WHAT THE TASK REQUIRES: Provide a single number: the count of lines containing the string "Методологические".

ENTRIES:
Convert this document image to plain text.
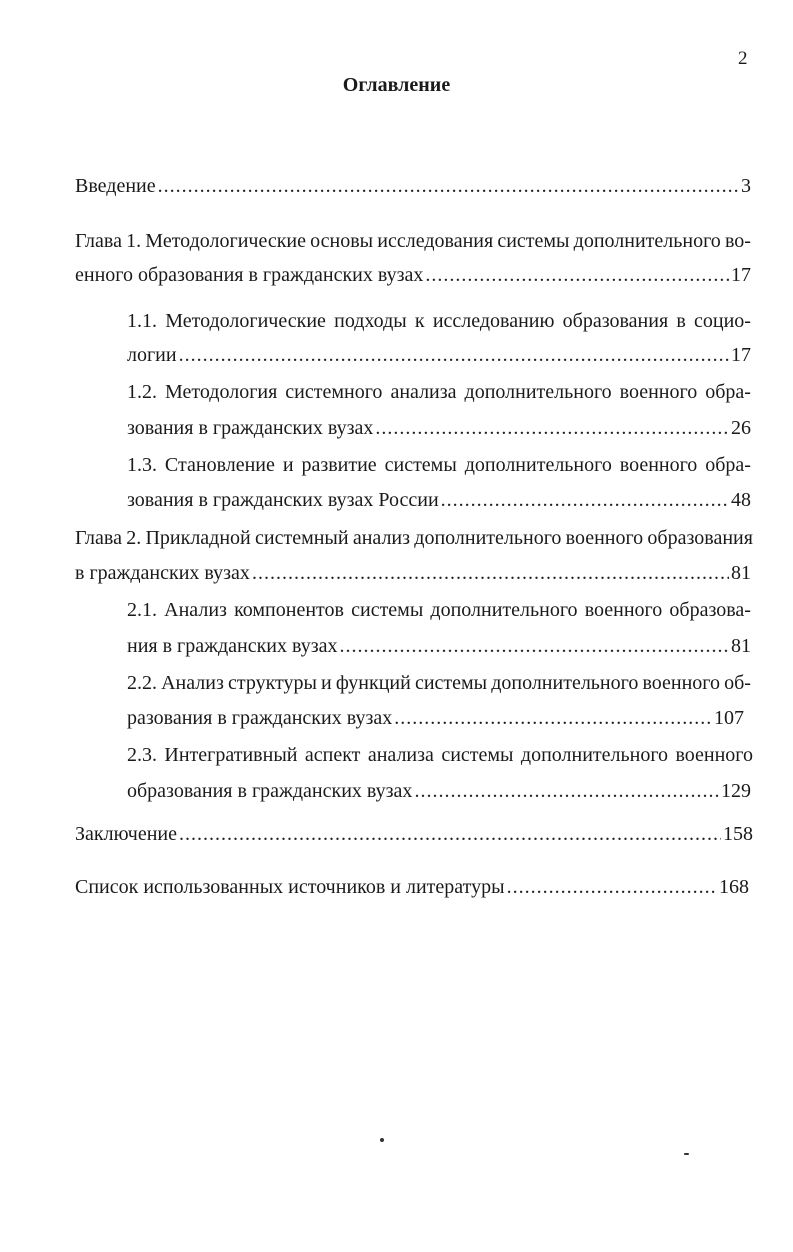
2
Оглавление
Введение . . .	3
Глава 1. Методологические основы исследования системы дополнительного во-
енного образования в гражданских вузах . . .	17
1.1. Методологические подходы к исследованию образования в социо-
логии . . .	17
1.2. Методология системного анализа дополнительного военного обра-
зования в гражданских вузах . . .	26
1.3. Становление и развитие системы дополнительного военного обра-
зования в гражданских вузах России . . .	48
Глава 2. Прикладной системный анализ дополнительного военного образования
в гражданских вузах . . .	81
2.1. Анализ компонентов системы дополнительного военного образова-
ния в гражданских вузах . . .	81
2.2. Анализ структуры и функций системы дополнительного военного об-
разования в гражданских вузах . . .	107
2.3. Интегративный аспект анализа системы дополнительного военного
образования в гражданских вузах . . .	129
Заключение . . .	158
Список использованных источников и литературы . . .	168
---
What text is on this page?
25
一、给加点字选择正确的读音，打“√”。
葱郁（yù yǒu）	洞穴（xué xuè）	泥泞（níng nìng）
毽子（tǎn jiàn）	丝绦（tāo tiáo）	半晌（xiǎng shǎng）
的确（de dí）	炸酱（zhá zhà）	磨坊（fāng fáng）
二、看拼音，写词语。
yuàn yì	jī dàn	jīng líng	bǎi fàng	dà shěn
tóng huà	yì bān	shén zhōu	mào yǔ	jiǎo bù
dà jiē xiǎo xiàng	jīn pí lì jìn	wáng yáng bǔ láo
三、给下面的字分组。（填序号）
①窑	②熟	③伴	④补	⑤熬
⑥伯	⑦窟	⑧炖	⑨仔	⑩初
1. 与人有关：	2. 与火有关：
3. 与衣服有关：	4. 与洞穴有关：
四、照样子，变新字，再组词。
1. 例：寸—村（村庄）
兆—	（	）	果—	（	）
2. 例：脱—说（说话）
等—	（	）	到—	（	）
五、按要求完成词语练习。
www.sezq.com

WRITTEN ANSWER: 2